→ TASK BRIEF
Format every line of the listing below as a Markdown table with the columns Number and Record line, numbering the rows in order and omitting blank lines.

Extracted data entries:

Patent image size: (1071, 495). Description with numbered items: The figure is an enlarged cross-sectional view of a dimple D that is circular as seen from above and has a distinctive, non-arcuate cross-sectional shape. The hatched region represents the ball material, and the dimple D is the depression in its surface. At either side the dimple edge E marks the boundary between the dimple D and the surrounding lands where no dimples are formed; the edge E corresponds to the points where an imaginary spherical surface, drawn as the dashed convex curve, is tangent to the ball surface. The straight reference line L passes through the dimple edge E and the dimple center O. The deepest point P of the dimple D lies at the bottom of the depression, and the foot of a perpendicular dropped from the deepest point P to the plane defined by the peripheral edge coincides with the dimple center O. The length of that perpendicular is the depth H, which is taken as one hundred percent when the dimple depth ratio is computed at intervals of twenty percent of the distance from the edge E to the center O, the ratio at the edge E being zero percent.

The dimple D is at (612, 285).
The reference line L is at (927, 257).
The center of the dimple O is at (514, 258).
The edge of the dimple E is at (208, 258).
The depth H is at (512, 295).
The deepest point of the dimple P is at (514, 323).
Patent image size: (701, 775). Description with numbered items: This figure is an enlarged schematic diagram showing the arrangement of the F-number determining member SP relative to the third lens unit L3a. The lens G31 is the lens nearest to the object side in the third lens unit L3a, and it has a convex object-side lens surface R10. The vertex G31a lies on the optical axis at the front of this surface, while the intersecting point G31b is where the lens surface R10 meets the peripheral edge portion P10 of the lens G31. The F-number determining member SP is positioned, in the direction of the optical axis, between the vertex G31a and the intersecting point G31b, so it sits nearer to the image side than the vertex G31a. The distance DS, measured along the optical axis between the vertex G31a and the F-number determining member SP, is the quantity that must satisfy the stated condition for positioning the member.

→ CORRECT RESULT
| Number | Record line |
|---|---|
| 1 | Patent image size: (1071, 495). Description with numbered items: The figure is an enlarged cross-sectional view of a dimple D that is circular as seen from above and has a distinctive, non-arcuate cross-sectional shape. The hatched region represents the ball material, and the dimple D is the depression in its surface. At either side the dimple edge E marks the boundary between the dimple D and the surrounding lands where no dimples are formed; the edge E corresponds to the points where an imaginary spherical surface, drawn as the dashed convex curve, is tangent to the ball surface. The straight reference line L passes through the dimple edge E and the dimple center O. The deepest point P of the dimple D lies at the bottom of the depression, and the foot of a perpendicular dropped from the deepest point P to the plane defined by the peripheral edge coincides with the dimple center O. The length of that perpendicular is the depth H, which is taken as one hundred percent when the dimple depth ratio is computed at intervals of twenty percent of the distance from the edge E to the center O, the ratio at the edge E being zero percent. |
| 2 | The dimple D is at (612, 285). |
| 3 | The reference line L is at (927, 257). |
| 4 | The center of the dimple O is at (514, 258). |
| 5 | The edge of the dimple E is at (208, 258). |
| 6 | The depth H is at (512, 295). |
| 7 | The deepest point of the dimple P is at (514, 323). |
| 8 | Patent image size: (701, 775). Description with numbered items: This figure is an enlarged schematic diagram showing the arrangement of the F-number determining member SP relative to the third lens unit L3a. The lens G31 is the lens nearest to the object side in the third lens unit L3a, and it has a convex object-side lens surface R10. The vertex G31a lies on the optical axis at the front of this surface, while the intersecting point G31b is where the lens surface R10 meets the peripheral edge portion P10 of the lens G31. The F-number determining member SP is positioned, in the direction of the optical axis, between the vertex G31a and the intersecting point G31b, so it sits nearer to the image side than the vertex G31a. The distance DS, measured along the optical axis between the vertex G31a and the F-number determining member SP, is the quantity that must satisfy the stated condition for positioning the member. |